-- Begin --

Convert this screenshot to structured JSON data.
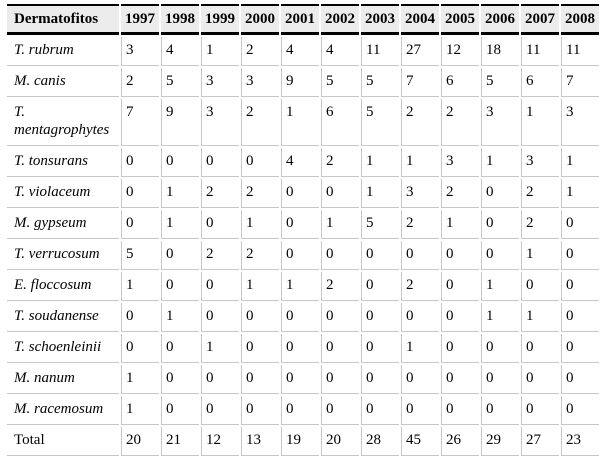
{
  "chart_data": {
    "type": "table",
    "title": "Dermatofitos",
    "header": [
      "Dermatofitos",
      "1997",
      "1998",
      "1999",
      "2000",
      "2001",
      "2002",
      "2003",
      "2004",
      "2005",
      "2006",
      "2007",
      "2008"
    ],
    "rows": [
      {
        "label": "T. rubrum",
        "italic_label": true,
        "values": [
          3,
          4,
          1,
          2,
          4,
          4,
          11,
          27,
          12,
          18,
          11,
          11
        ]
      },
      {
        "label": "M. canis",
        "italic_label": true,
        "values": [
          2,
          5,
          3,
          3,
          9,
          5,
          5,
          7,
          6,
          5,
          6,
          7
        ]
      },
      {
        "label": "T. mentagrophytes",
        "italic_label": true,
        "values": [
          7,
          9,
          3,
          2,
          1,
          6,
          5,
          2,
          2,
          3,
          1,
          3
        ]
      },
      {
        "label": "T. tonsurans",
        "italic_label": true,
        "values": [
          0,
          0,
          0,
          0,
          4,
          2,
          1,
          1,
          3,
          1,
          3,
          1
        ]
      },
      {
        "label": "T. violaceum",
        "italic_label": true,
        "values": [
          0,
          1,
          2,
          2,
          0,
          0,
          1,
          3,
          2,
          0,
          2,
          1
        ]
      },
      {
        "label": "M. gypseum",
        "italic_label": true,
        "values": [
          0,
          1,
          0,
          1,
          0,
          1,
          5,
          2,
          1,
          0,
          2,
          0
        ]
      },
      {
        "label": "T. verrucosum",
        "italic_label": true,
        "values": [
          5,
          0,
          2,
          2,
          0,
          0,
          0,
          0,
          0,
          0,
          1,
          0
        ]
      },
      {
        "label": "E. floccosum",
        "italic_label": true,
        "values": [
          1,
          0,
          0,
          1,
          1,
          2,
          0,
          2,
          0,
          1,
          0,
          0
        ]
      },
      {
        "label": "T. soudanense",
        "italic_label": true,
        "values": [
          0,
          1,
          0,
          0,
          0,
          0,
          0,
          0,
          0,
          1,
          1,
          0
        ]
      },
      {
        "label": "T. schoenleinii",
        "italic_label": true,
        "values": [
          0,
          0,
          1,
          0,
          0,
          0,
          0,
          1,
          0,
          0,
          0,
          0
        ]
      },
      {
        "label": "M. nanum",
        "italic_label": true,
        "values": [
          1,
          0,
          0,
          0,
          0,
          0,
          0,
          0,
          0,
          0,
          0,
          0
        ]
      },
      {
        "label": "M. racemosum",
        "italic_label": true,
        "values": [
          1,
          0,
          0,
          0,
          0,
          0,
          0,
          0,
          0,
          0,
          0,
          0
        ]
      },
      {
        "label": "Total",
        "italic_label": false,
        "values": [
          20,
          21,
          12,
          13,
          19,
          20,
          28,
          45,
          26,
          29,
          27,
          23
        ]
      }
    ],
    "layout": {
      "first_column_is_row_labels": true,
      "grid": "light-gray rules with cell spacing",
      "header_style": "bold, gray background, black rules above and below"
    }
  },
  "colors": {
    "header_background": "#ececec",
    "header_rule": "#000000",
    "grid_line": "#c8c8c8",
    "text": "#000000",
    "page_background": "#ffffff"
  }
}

-- End --

> **EXERCISE DETAILS**:
Write the entries above out in full, exactly, with no images.

> **RESPONSE TO THE EXERCISE**:
Convert this screenshot to structured JSON data.
{
  "chart_data": {
    "type": "table",
    "title": "Dermatofitos",
    "header": [
      "Dermatofitos",
      "1997",
      "1998",
      "1999",
      "2000",
      "2001",
      "2002",
      "2003",
      "2004",
      "2005",
      "2006",
      "2007",
      "2008"
    ],
    "rows": [
      {
        "label": "T. rubrum",
        "italic_label": true,
        "values": [
          3,
          4,
          1,
          2,
          4,
          4,
          11,
          27,
          12,
          18,
          11,
          11
        ]
      },
      {
        "label": "M. canis",
        "italic_label": true,
        "values": [
          2,
          5,
          3,
          3,
          9,
          5,
          5,
          7,
          6,
          5,
          6,
          7
        ]
      },
      {
        "label": "T. mentagrophytes",
        "italic_label": true,
        "values": [
          7,
          9,
          3,
          2,
          1,
          6,
          5,
          2,
          2,
          3,
          1,
          3
        ]
      },
      {
        "label": "T. tonsurans",
        "italic_label": true,
        "values": [
          0,
          0,
          0,
          0,
          4,
          2,
          1,
          1,
          3,
          1,
          3,
          1
        ]
      },
      {
        "label": "T. violaceum",
        "italic_label": true,
        "values": [
          0,
          1,
          2,
          2,
          0,
          0,
          1,
          3,
          2,
          0,
          2,
          1
        ]
      },
      {
        "label": "M. gypseum",
        "italic_label": true,
        "values": [
          0,
          1,
          0,
          1,
          0,
          1,
          5,
          2,
          1,
          0,
          2,
          0
        ]
      },
      {
        "label": "T. verrucosum",
        "italic_label": true,
        "values": [
          5,
          0,
          2,
          2,
          0,
          0,
          0,
          0,
          0,
          0,
          1,
          0
        ]
      },
      {
        "label": "E. floccosum",
        "italic_label": true,
        "values": [
          1,
          0,
          0,
          1,
          1,
          2,
          0,
          2,
          0,
          1,
          0,
          0
        ]
      },
      {
        "label": "T. soudanense",
        "italic_label": true,
        "values": [
          0,
          1,
          0,
          0,
          0,
          0,
          0,
          0,
          0,
          1,
          1,
          0
        ]
      },
      {
        "label": "T. schoenleinii",
        "italic_label": true,
        "values": [
          0,
          0,
          1,
          0,
          0,
          0,
          0,
          1,
          0,
          0,
          0,
          0
        ]
      },
      {
        "label": "M. nanum",
        "italic_label": true,
        "values": [
          1,
          0,
          0,
          0,
          0,
          0,
          0,
          0,
          0,
          0,
          0,
          0
        ]
      },
      {
        "label": "M. racemosum",
        "italic_label": true,
        "values": [
          1,
          0,
          0,
          0,
          0,
          0,
          0,
          0,
          0,
          0,
          0,
          0
        ]
      },
      {
        "label": "Total",
        "italic_label": false,
        "values": [
          20,
          21,
          12,
          13,
          19,
          20,
          28,
          45,
          26,
          29,
          27,
          23
        ]
      }
    ],
    "layout": {
      "first_column_is_row_labels": true,
      "grid": "light-gray rules with cell spacing",
      "header_style": "bold, gray background, black rules above and below"
    }
  },
  "colors": {
    "header_background": "#ececec",
    "header_rule": "#000000",
    "grid_line": "#c8c8c8",
    "text": "#000000",
    "page_background": "#ffffff"
  }
}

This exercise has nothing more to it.